Begin The records

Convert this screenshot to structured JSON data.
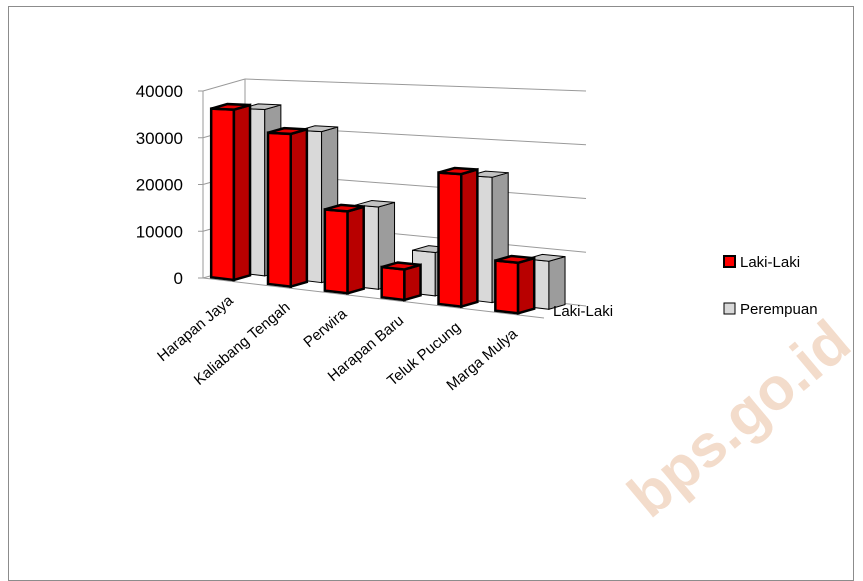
{
  "chart_data": {
    "type": "bar",
    "categories": [
      "Harapan Jaya",
      "Kaliabang Tengah",
      "Perwira",
      "Harapan Baru",
      "Teluk Pucung",
      "Marga Mulya"
    ],
    "series": [
      {
        "name": "Laki-Laki",
        "values": [
          36000,
          31500,
          16500,
          6000,
          25500,
          9500
        ],
        "color": "#ff0000"
      },
      {
        "name": "Perempuan",
        "values": [
          35000,
          31000,
          16500,
          8500,
          24000,
          9000
        ],
        "color": "#d9d9d9"
      }
    ],
    "depth_axis_label": "Laki-Laki",
    "ylim": [
      0,
      40000
    ],
    "yticks": [
      "0",
      "10000",
      "20000",
      "30000",
      "40000"
    ],
    "grid": true,
    "legend_position": "right",
    "watermark": "bps.go.id"
  }
}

End The records

▶ **Description of the task**
Give the data again exactly as written, with all pictures left out.

▶ **In response**
Convert this screenshot to structured JSON data.
{
  "chart_data": {
    "type": "bar",
    "categories": [
      "Harapan Jaya",
      "Kaliabang Tengah",
      "Perwira",
      "Harapan Baru",
      "Teluk Pucung",
      "Marga Mulya"
    ],
    "series": [
      {
        "name": "Laki-Laki",
        "values": [
          36000,
          31500,
          16500,
          6000,
          25500,
          9500
        ],
        "color": "#ff0000"
      },
      {
        "name": "Perempuan",
        "values": [
          35000,
          31000,
          16500,
          8500,
          24000,
          9000
        ],
        "color": "#d9d9d9"
      }
    ],
    "depth_axis_label": "Laki-Laki",
    "ylim": [
      0,
      40000
    ],
    "yticks": [
      "0",
      "10000",
      "20000",
      "30000",
      "40000"
    ],
    "grid": true,
    "legend_position": "right",
    "watermark": "bps.go.id"
  }
}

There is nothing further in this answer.